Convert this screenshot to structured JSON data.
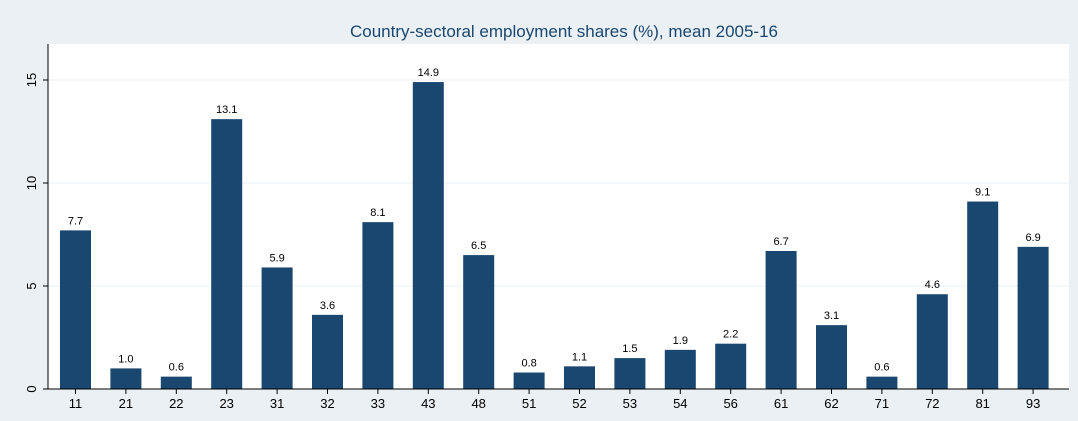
{
  "chart_data": {
    "type": "bar",
    "title": "Country-sectoral employment shares (%), mean 2005-16",
    "xlabel": "",
    "ylabel": "",
    "categories": [
      "11",
      "21",
      "22",
      "23",
      "31",
      "32",
      "33",
      "43",
      "48",
      "51",
      "52",
      "53",
      "54",
      "56",
      "61",
      "62",
      "71",
      "72",
      "81",
      "93"
    ],
    "values": [
      7.7,
      1.0,
      0.6,
      13.1,
      5.9,
      3.6,
      8.1,
      14.9,
      6.5,
      0.8,
      1.1,
      1.5,
      1.9,
      2.2,
      6.7,
      3.1,
      0.6,
      4.6,
      9.1,
      6.9
    ],
    "data_labels": [
      "7.7",
      "1.0",
      "0.6",
      "13.1",
      "5.9",
      "3.6",
      "8.1",
      "14.9",
      "6.5",
      "0.8",
      "1.1",
      "1.5",
      "1.9",
      "2.2",
      "6.7",
      "3.1",
      "0.6",
      "4.6",
      "9.1",
      "6.9"
    ],
    "yticks": [
      0,
      5,
      10,
      15
    ],
    "ytick_labels": [
      "0",
      "5",
      "10",
      "15"
    ],
    "ylim": [
      0,
      16.7
    ],
    "grid": true,
    "legend": "none",
    "colors": {
      "bar": "#1a476f",
      "plot_background": "#ffffff",
      "outer_background": "#eaf0f4",
      "grid": "#eaf0f4",
      "title": "#1a476f"
    }
  }
}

#### [Task brief]
Determine how many lines of the data contain "title" and give nothing but that number.

#### [Output for this exercise]
2